— Begin —

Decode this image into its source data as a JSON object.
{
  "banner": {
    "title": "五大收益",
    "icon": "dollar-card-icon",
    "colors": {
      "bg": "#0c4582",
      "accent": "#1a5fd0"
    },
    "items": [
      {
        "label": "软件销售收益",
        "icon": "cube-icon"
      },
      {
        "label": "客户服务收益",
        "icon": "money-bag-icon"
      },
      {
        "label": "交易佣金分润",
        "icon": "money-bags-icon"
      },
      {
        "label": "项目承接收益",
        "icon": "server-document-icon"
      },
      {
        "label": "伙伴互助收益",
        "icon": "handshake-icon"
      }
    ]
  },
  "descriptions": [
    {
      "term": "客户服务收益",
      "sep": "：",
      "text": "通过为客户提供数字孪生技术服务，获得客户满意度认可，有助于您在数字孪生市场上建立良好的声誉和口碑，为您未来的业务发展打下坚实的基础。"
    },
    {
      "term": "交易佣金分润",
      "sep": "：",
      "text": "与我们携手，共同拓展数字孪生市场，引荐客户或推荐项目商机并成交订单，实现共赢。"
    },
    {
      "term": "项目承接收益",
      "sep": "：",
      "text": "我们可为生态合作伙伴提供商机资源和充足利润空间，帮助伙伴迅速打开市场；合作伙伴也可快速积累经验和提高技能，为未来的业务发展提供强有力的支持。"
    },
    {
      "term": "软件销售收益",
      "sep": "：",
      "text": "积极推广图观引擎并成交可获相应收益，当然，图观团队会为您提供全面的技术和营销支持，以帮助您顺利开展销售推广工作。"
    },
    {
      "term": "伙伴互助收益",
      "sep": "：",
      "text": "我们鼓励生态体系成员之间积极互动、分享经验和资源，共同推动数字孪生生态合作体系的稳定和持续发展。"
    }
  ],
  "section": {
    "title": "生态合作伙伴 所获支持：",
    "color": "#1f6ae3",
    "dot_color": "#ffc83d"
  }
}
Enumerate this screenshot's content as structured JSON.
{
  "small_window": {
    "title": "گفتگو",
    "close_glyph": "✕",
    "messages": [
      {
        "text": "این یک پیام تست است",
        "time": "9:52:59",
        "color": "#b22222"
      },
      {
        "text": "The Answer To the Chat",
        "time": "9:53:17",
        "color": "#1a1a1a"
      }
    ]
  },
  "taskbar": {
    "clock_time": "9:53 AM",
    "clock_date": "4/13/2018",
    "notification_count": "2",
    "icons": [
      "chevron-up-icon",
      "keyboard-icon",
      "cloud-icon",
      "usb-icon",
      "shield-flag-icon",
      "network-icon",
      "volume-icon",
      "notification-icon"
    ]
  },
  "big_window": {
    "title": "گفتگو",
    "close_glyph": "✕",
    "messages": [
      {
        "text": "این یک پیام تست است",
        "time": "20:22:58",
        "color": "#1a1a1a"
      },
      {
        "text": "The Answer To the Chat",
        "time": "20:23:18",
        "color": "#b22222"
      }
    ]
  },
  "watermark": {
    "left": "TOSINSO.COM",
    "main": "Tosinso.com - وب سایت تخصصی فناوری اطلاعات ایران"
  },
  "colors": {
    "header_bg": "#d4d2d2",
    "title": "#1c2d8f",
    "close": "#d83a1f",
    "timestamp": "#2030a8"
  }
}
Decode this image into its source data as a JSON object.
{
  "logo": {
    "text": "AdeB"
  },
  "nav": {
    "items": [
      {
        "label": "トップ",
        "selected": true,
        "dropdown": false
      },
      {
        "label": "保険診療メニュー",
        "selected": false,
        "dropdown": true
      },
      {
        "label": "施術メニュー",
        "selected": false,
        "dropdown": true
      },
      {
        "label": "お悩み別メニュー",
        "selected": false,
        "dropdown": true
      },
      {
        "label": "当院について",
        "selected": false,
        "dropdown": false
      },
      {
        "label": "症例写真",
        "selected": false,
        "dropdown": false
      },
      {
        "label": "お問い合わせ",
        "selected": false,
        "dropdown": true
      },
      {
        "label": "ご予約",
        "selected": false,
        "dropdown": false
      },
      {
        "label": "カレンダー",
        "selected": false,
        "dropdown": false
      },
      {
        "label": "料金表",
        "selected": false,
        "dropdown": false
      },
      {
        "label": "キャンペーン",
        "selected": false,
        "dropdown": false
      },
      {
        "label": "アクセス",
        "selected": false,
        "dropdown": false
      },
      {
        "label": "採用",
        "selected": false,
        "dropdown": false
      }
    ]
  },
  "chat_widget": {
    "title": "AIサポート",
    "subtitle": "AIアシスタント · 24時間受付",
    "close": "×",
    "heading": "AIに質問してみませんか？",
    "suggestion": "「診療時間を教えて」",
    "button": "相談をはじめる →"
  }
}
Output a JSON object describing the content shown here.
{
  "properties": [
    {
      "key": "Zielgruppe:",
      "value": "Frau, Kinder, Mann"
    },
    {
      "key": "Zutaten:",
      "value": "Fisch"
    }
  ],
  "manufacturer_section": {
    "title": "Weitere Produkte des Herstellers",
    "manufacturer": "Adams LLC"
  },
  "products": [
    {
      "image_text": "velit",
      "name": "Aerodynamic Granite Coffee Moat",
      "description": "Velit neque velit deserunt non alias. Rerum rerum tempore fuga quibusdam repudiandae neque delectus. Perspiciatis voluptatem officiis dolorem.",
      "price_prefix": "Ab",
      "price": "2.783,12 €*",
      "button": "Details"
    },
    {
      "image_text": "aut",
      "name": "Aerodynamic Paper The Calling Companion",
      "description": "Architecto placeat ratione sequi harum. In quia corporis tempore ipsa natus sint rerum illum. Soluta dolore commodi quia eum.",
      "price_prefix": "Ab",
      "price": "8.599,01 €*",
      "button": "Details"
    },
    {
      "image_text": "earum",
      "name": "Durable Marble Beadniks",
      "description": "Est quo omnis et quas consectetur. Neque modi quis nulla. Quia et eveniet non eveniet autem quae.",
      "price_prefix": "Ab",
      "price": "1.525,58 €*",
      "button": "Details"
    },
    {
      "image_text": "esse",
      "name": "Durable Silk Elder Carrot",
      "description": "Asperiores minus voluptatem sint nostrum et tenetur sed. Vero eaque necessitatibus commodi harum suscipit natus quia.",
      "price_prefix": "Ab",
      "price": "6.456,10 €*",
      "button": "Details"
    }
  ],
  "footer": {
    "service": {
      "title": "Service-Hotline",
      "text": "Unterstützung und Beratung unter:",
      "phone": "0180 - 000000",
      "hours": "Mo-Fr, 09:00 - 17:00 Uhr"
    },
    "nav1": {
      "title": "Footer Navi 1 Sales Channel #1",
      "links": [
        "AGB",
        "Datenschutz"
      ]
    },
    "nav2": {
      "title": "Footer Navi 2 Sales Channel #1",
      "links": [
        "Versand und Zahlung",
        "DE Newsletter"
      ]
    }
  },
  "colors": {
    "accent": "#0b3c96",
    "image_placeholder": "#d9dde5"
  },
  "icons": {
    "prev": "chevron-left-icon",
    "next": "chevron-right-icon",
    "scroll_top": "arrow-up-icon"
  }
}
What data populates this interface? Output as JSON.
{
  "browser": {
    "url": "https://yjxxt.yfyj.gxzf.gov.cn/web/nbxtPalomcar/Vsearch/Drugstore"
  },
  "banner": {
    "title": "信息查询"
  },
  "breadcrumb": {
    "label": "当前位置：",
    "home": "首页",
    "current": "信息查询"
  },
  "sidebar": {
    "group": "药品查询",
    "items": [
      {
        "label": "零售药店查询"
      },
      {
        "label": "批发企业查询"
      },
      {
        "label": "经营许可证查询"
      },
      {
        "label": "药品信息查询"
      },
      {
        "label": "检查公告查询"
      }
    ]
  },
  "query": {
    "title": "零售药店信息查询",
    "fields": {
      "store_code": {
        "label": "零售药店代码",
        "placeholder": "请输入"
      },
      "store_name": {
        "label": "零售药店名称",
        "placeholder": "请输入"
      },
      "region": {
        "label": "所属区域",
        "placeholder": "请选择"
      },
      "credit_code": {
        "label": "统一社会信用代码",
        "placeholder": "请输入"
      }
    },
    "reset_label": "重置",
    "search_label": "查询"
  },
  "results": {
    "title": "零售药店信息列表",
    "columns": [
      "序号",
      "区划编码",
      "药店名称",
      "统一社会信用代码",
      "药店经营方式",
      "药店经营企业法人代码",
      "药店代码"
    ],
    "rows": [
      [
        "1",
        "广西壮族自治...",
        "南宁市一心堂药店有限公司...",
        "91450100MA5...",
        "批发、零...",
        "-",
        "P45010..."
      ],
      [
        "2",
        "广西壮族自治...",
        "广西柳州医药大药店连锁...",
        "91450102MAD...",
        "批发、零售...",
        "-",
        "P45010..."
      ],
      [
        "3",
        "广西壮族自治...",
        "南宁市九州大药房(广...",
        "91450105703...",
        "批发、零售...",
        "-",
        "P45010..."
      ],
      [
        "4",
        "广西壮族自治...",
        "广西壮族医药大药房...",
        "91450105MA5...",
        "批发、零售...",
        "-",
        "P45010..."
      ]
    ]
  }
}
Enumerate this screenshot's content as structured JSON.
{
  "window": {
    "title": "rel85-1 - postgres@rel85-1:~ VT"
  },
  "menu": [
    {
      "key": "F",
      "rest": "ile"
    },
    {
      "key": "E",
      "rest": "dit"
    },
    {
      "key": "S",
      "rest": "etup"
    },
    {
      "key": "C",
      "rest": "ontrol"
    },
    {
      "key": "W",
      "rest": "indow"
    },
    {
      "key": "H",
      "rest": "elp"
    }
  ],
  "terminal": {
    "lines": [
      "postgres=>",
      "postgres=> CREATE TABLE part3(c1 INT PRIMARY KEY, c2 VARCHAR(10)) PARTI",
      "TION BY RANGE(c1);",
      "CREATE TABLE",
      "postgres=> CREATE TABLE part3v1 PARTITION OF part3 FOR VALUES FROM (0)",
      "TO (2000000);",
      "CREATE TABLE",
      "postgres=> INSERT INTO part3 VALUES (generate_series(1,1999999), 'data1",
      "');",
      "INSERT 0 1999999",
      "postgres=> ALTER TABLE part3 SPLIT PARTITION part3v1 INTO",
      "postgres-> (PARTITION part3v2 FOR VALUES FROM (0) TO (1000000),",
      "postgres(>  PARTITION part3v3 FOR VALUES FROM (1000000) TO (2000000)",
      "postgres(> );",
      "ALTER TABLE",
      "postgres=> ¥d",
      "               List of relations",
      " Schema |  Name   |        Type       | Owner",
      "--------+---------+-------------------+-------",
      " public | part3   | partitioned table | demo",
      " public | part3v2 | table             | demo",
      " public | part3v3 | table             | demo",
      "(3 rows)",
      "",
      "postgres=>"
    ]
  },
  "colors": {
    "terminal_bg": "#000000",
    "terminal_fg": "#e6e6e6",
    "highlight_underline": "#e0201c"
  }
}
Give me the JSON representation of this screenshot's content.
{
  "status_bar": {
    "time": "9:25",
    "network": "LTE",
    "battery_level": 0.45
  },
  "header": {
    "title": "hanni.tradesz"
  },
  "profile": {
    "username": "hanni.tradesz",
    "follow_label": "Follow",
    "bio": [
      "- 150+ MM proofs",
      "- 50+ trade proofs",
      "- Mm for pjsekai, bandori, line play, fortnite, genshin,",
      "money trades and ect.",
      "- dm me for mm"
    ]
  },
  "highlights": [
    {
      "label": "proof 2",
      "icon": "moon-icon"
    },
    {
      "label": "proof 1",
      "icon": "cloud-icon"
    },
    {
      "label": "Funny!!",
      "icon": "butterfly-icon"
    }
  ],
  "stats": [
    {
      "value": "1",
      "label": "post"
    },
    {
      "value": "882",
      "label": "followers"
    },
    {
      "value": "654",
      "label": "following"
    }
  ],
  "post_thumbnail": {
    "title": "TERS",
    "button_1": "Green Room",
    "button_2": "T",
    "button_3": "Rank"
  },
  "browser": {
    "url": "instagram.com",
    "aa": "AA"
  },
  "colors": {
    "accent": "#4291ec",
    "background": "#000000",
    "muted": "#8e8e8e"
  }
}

— End —

> _YOUR GOAL_
Collect each line containing the string "left".

> _TASK RESULT_
    "left": "TOSINSO.COM",
    "prev": "chevron-left-icon",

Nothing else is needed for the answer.